*Do this*. Take every line where the string "screenshot" appears and copy it.
-- begin Extracted data --
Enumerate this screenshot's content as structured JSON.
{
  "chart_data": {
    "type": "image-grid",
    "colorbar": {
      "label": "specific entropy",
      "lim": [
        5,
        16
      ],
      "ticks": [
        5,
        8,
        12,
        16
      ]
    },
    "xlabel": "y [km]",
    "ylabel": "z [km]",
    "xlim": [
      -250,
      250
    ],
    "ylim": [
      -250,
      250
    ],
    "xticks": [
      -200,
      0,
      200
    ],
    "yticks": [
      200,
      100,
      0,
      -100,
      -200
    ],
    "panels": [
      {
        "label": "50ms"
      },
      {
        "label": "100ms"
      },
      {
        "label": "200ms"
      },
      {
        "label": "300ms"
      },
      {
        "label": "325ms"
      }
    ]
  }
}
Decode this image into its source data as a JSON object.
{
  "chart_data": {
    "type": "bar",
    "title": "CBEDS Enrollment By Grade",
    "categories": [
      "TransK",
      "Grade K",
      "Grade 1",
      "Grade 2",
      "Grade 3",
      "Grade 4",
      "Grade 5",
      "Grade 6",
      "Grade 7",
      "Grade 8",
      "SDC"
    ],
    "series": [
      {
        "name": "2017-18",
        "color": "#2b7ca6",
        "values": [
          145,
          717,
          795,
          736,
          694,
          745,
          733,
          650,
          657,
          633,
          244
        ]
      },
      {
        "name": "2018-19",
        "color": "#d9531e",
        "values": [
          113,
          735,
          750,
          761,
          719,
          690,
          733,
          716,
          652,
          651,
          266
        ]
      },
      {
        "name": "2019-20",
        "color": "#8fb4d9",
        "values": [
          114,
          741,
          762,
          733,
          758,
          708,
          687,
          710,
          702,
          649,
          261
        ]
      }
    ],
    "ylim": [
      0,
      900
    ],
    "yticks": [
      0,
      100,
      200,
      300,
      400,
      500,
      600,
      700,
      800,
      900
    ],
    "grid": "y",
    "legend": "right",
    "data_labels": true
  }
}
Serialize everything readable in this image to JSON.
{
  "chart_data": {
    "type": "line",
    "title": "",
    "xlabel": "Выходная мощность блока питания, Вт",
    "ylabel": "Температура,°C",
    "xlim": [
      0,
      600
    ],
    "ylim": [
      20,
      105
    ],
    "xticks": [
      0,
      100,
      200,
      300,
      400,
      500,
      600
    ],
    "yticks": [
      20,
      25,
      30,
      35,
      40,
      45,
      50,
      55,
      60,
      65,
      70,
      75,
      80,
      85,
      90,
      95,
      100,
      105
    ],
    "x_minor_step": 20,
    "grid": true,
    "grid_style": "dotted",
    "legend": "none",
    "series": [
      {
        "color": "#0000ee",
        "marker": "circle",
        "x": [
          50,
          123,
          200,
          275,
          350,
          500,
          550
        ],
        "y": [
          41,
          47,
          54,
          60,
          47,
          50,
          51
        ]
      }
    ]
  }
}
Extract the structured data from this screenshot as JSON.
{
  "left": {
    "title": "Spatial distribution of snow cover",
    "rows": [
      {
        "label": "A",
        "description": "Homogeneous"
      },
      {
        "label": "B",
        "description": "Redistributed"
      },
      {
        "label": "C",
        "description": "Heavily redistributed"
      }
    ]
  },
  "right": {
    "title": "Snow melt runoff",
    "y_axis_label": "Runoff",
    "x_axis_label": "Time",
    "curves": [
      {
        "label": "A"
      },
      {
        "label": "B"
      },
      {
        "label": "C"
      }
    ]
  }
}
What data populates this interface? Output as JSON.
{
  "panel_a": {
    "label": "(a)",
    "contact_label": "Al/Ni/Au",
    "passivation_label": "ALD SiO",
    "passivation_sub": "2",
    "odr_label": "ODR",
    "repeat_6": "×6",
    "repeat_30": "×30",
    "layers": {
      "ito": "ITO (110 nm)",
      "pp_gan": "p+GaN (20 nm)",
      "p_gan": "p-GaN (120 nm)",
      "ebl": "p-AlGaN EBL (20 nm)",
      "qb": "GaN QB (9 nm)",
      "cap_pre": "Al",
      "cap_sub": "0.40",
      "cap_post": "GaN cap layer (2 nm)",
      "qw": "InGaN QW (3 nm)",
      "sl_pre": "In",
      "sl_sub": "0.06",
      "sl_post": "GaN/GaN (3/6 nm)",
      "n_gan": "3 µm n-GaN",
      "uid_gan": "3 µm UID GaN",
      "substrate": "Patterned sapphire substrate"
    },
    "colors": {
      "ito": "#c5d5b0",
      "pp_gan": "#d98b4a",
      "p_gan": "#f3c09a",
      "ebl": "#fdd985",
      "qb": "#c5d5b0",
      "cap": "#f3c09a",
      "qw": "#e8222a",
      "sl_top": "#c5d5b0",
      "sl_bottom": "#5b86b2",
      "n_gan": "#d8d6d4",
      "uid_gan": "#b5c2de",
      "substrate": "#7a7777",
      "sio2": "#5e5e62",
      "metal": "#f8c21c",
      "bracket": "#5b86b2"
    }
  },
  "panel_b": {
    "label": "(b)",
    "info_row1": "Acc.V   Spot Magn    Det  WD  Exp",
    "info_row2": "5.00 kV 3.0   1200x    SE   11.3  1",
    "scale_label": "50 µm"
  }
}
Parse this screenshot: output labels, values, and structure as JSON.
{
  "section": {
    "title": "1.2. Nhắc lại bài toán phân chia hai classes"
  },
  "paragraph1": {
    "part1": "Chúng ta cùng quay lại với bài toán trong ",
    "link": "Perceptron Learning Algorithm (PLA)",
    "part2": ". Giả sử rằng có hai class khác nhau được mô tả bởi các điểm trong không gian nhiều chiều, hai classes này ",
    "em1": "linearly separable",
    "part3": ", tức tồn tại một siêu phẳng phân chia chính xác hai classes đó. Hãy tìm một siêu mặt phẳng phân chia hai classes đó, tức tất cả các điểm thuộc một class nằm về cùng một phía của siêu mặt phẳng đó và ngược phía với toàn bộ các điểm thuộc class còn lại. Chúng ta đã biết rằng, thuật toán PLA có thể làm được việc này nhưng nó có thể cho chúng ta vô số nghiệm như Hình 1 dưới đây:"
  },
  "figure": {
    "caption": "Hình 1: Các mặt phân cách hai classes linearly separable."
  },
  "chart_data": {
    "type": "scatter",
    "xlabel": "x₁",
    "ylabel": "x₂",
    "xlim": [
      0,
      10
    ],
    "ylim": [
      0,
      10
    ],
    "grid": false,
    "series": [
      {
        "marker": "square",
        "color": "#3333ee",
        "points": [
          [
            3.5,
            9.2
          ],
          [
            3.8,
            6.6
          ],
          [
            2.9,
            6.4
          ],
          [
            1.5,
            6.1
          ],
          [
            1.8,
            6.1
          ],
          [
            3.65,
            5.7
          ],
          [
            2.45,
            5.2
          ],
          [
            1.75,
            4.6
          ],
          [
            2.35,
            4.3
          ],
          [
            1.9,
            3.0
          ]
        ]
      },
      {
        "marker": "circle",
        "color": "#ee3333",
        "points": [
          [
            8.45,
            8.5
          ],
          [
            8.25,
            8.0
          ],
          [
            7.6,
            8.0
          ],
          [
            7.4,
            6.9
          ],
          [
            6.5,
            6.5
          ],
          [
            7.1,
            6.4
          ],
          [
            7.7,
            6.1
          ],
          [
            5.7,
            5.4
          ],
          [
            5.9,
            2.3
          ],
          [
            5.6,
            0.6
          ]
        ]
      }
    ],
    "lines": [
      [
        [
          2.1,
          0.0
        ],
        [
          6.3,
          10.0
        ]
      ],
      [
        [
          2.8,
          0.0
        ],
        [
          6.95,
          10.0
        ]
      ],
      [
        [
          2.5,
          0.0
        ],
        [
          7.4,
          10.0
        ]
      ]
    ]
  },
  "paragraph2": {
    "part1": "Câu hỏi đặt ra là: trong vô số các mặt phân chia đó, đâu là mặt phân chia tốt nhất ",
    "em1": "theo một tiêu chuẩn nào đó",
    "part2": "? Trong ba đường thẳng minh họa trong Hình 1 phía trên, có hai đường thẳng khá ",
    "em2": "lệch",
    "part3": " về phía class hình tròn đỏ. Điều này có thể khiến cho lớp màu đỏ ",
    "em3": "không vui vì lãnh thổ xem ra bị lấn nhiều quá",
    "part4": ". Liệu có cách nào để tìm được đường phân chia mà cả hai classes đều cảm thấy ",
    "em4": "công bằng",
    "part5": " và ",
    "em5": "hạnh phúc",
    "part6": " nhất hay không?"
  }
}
-- end Extracted data --
*Finished exercise*.
Enumerate this screenshot's content as structured JSON.
Extract the structured data from this screenshot as JSON.
Parse this screenshot: output labels, values, and structure as JSON.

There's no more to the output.